Given exercise: Would it be possible to write out each entry below exactly, without the pictures?

[Data extracted from a collection]
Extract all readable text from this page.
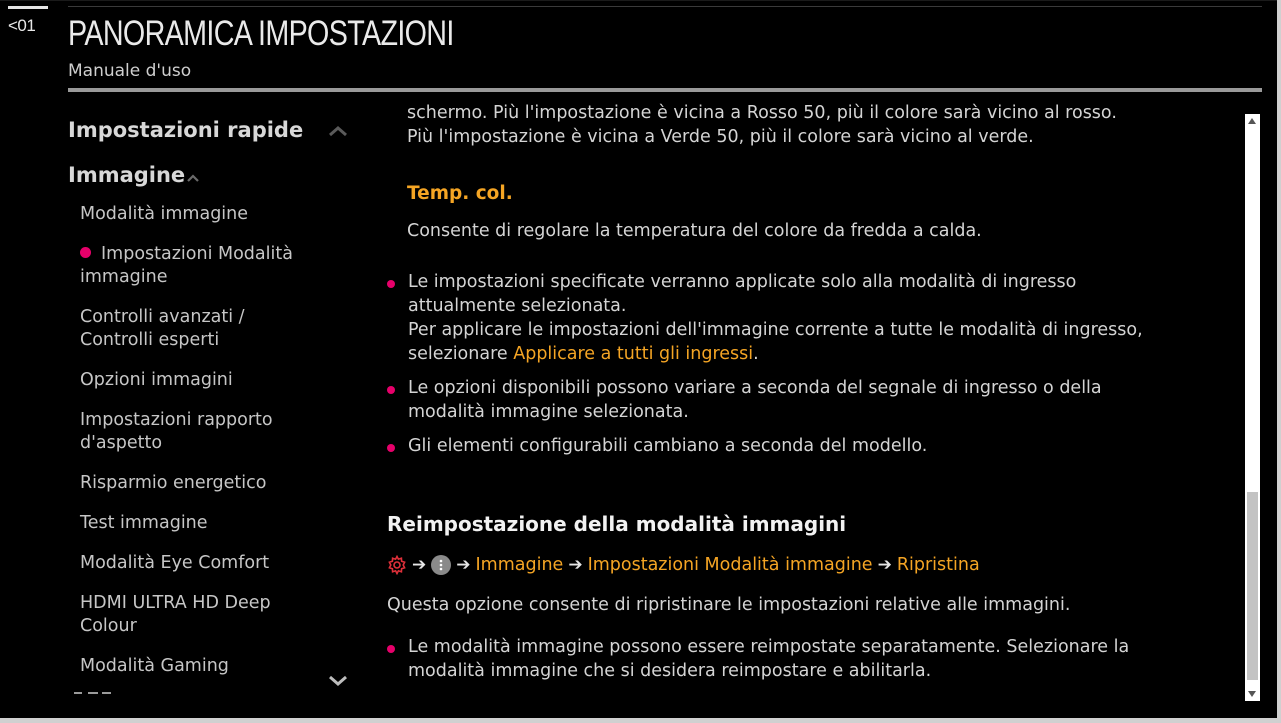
<01 PANORAMICA IMPOSTAZIONI
Manuale d'uso
Impostazioni rapide
Immagine
Modalità immagine
Impostazioni Modalità
immagine
Controlli avanzati /
Controlli esperti
Opzioni immagini
Impostazioni rapporto
d'aspetto
Risparmio energetico
Test immagine
Modalità Eye Comfort
HDMI ULTRA HD Deep
Colour
Modalità Gaming
schermo. Più l'impostazione è vicina a Rosso 50, più il colore sarà vicino al rosso.
Più l'impostazione è vicina a Verde 50, più il colore sarà vicino al verde.
Temp. col.
Consente di regolare la temperatura del colore da fredda a calda.
Le impostazioni specificate verranno applicate solo alla modalità di ingresso
attualmente selezionata.
Per applicare le impostazioni dell'immagine corrente a tutte le modalità di ingresso,
selezionare Applicare a tutti gli ingressi.
Le opzioni disponibili possono variare a seconda del segnale di ingresso o della
modalità immagine selezionata.
Gli elementi configurabili cambiano a seconda del modello.
Reimpostazione della modalità immagini
➔ ➔ Immagine ➔ Impostazioni Modalità immagine ➔ Ripristina
Questa opzione consente di ripristinare le impostazioni relative alle immagini.
Le modalità immagine possono essere reimpostate separatamente. Selezionare la
modalità immagine che si desidera reimpostare e abilitarla.
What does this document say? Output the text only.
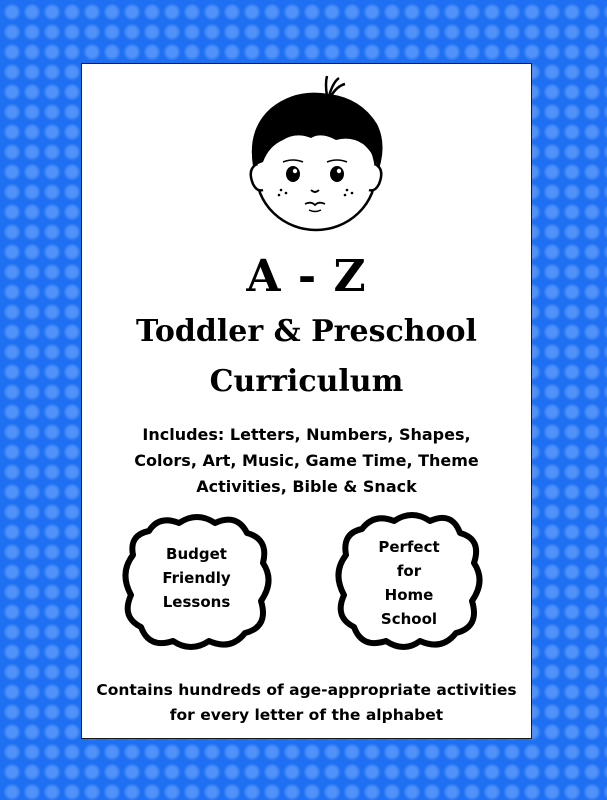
A - Z
Toddler & Preschool
Curriculum
Includes: Letters, Numbers, Shapes,
Colors, Art, Music, Game Time, Theme
Activities, Bible & Snack
Budget
Friendly
Lessons
Perfect
for
Home
School
Contains hundreds of age-appropriate activities
for every letter of the alphabet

In response:
Extract all readable text from this page.
<01 PANORAMICA IMPOSTAZIONI
Manuale d'uso
Impostazioni rapide
Immagine
Modalità immagine
Impostazioni Modalità
immagine
Controlli avanzati /
Controlli esperti
Opzioni immagini
Impostazioni rapporto
d'aspetto
Risparmio energetico
Test immagine
Modalità Eye Comfort
HDMI ULTRA HD Deep
Colour
Modalità Gaming
schermo. Più l'impostazione è vicina a Rosso 50, più il colore sarà vicino al rosso.
Più l'impostazione è vicina a Verde 50, più il colore sarà vicino al verde.
Temp. col.
Consente di regolare la temperatura del colore da fredda a calda.
Le impostazioni specificate verranno applicate solo alla modalità di ingresso
attualmente selezionata.
Per applicare le impostazioni dell'immagine corrente a tutte le modalità di ingresso,
selezionare Applicare a tutti gli ingressi.
Le opzioni disponibili possono variare a seconda del segnale di ingresso o della
modalità immagine selezionata.
Gli elementi configurabili cambiano a seconda del modello.
Reimpostazione della modalità immagini
➔ ➔ Immagine ➔ Impostazioni Modalità immagine ➔ Ripristina
Questa opzione consente di ripristinare le impostazioni relative alle immagini.
Le modalità immagine possono essere reimpostate separatamente. Selezionare la
modalità immagine che si desidera reimpostare e abilitarla.
What does this document say? Output the text only.
A - Z
Toddler & Preschool
Curriculum
Includes: Letters, Numbers, Shapes,
Colors, Art, Music, Game Time, Theme
Activities, Bible & Snack
Budget
Friendly
Lessons
Perfect
for
Home
School
Contains hundreds of age-appropriate activities
for every letter of the alphabet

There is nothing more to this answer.